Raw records

· · · ·

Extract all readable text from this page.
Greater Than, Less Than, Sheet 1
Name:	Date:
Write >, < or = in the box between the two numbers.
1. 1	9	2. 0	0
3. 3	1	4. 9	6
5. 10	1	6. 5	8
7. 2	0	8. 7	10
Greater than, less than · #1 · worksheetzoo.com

· · · ·

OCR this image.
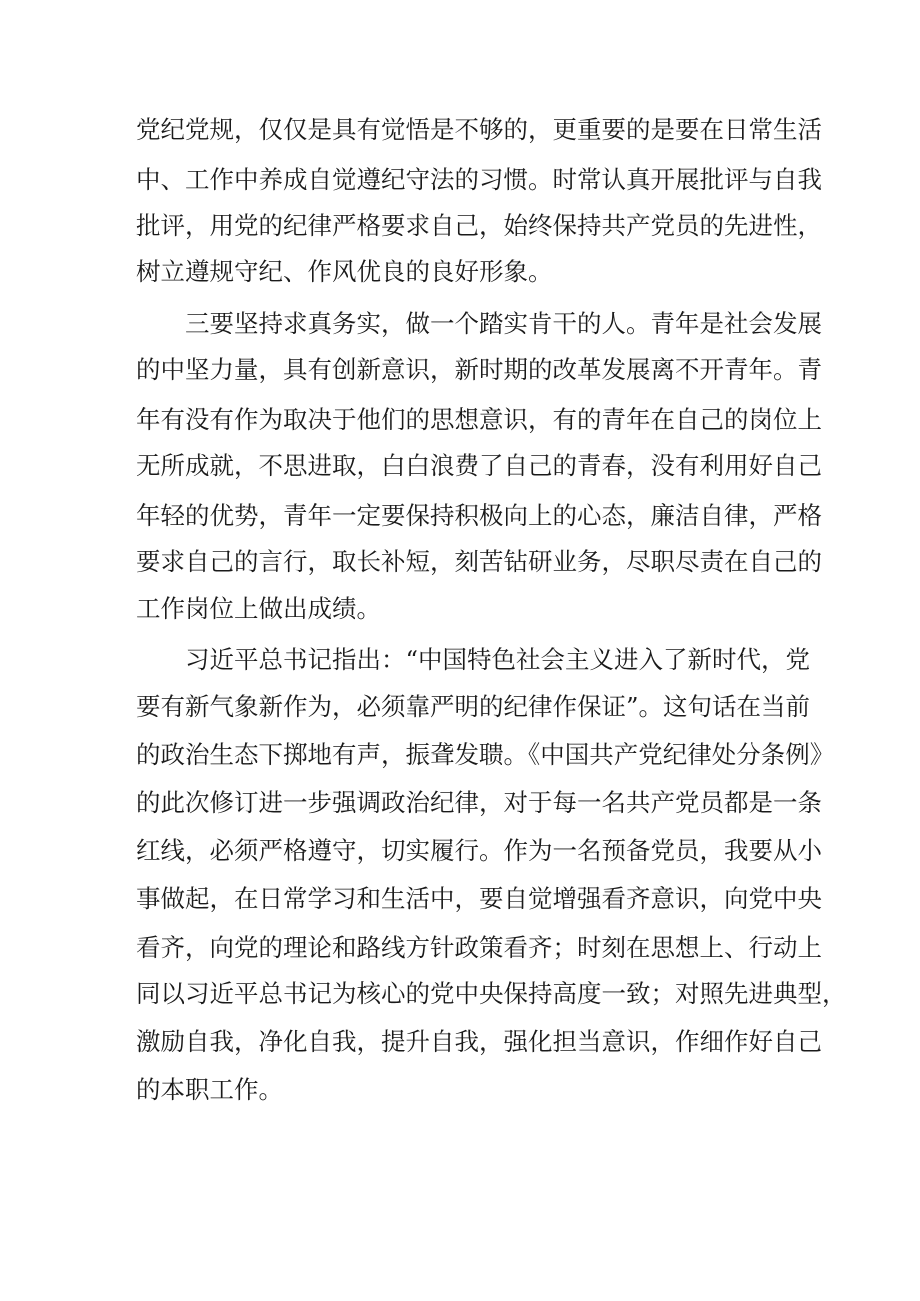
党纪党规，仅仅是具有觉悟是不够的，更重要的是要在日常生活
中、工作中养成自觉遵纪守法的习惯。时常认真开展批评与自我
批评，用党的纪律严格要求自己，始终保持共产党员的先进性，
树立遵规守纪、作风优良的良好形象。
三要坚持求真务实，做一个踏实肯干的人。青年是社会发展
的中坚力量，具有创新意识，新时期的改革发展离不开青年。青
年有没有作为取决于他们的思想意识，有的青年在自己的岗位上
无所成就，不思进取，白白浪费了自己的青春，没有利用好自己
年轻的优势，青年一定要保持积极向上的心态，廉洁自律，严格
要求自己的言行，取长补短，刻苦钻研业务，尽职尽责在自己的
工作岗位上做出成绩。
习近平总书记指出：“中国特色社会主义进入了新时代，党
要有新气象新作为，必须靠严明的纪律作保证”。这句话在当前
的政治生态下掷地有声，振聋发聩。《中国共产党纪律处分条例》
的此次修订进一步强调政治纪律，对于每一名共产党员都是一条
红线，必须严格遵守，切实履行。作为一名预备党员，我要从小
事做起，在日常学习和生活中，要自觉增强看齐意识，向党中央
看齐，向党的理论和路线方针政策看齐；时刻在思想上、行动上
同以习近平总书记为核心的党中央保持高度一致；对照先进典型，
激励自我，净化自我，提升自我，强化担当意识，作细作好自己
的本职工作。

· · · ·

* Instruction *
From the listing above, find the number of lines with the word "Greater" in them. Answer with the number only.

* Answer to this exercise *
2